## Begin Information given
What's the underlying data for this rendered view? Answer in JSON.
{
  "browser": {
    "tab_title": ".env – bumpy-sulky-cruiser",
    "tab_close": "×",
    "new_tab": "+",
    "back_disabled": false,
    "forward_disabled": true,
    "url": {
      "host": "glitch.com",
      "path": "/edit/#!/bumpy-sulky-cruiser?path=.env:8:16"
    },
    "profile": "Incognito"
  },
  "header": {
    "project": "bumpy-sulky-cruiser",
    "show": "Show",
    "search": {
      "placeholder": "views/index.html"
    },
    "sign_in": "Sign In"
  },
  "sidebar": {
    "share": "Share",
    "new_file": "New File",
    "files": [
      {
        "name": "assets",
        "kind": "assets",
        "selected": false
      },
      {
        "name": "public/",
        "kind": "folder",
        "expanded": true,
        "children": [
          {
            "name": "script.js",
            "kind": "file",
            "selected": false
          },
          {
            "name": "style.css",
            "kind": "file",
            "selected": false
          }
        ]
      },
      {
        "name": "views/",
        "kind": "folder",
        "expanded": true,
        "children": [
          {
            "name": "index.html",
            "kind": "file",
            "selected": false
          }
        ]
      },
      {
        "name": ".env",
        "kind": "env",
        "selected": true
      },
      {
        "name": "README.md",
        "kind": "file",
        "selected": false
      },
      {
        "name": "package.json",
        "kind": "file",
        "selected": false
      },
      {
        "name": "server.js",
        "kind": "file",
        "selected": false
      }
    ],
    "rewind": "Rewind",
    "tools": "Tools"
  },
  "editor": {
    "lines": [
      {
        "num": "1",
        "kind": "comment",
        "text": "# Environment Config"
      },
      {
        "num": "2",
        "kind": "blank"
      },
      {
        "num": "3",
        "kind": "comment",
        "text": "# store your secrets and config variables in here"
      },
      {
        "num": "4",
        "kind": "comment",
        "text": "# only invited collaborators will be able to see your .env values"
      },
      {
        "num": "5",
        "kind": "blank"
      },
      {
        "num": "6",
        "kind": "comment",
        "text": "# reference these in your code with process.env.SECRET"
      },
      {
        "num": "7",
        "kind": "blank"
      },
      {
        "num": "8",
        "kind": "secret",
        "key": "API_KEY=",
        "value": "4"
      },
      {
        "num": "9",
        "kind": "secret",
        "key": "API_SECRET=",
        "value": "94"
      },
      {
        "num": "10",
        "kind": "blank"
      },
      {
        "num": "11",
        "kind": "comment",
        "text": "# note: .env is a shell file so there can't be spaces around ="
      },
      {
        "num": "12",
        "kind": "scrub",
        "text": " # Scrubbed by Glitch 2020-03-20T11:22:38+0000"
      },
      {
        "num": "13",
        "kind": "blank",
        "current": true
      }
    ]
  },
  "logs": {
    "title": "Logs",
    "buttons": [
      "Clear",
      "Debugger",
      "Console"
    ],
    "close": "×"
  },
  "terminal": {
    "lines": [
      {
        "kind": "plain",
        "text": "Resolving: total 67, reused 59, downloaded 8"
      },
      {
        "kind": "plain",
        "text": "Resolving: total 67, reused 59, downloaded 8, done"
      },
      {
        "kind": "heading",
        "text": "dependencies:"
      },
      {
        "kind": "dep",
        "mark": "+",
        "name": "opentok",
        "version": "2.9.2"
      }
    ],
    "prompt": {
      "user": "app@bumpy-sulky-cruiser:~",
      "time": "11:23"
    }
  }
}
## End Information given
> **Given request**
Extract, word for word, each line of the listing above.

> **Complete answer**
What's the underlying data for this rendered view? Answer in JSON.
{
  "browser": {
    "tab_title": ".env – bumpy-sulky-cruiser",
    "tab_close": "×",
    "new_tab": "+",
    "back_disabled": false,
    "forward_disabled": true,
    "url": {
      "host": "glitch.com",
      "path": "/edit/#!/bumpy-sulky-cruiser?path=.env:8:16"
    },
    "profile": "Incognito"
  },
  "header": {
    "project": "bumpy-sulky-cruiser",
    "show": "Show",
    "search": {
      "placeholder": "views/index.html"
    },
    "sign_in": "Sign In"
  },
  "sidebar": {
    "share": "Share",
    "new_file": "New File",
    "files": [
      {
        "name": "assets",
        "kind": "assets",
        "selected": false
      },
      {
        "name": "public/",
        "kind": "folder",
        "expanded": true,
        "children": [
          {
            "name": "script.js",
            "kind": "file",
            "selected": false
          },
          {
            "name": "style.css",
            "kind": "file",
            "selected": false
          }
        ]
      },
      {
        "name": "views/",
        "kind": "folder",
        "expanded": true,
        "children": [
          {
            "name": "index.html",
            "kind": "file",
            "selected": false
          }
        ]
      },
      {
        "name": ".env",
        "kind": "env",
        "selected": true
      },
      {
        "name": "README.md",
        "kind": "file",
        "selected": false
      },
      {
        "name": "package.json",
        "kind": "file",
        "selected": false
      },
      {
        "name": "server.js",
        "kind": "file",
        "selected": false
      }
    ],
    "rewind": "Rewind",
    "tools": "Tools"
  },
  "editor": {
    "lines": [
      {
        "num": "1",
        "kind": "comment",
        "text": "# Environment Config"
      },
      {
        "num": "2",
        "kind": "blank"
      },
      {
        "num": "3",
        "kind": "comment",
        "text": "# store your secrets and config variables in here"
      },
      {
        "num": "4",
        "kind": "comment",
        "text": "# only invited collaborators will be able to see your .env values"
      },
      {
        "num": "5",
        "kind": "blank"
      },
      {
        "num": "6",
        "kind": "comment",
        "text": "# reference these in your code with process.env.SECRET"
      },
      {
        "num": "7",
        "kind": "blank"
      },
      {
        "num": "8",
        "kind": "secret",
        "key": "API_KEY=",
        "value": "4"
      },
      {
        "num": "9",
        "kind": "secret",
        "key": "API_SECRET=",
        "value": "94"
      },
      {
        "num": "10",
        "kind": "blank"
      },
      {
        "num": "11",
        "kind": "comment",
        "text": "# note: .env is a shell file so there can't be spaces around ="
      },
      {
        "num": "12",
        "kind": "scrub",
        "text": " # Scrubbed by Glitch 2020-03-20T11:22:38+0000"
      },
      {
        "num": "13",
        "kind": "blank",
        "current": true
      }
    ]
  },
  "logs": {
    "title": "Logs",
    "buttons": [
      "Clear",
      "Debugger",
      "Console"
    ],
    "close": "×"
  },
  "terminal": {
    "lines": [
      {
        "kind": "plain",
        "text": "Resolving: total 67, reused 59, downloaded 8"
      },
      {
        "kind": "plain",
        "text": "Resolving: total 67, reused 59, downloaded 8, done"
      },
      {
        "kind": "heading",
        "text": "dependencies:"
      },
      {
        "kind": "dep",
        "mark": "+",
        "name": "opentok",
        "version": "2.9.2"
      }
    ],
    "prompt": {
      "user": "app@bumpy-sulky-cruiser:~",
      "time": "11:23"
    }
  }
}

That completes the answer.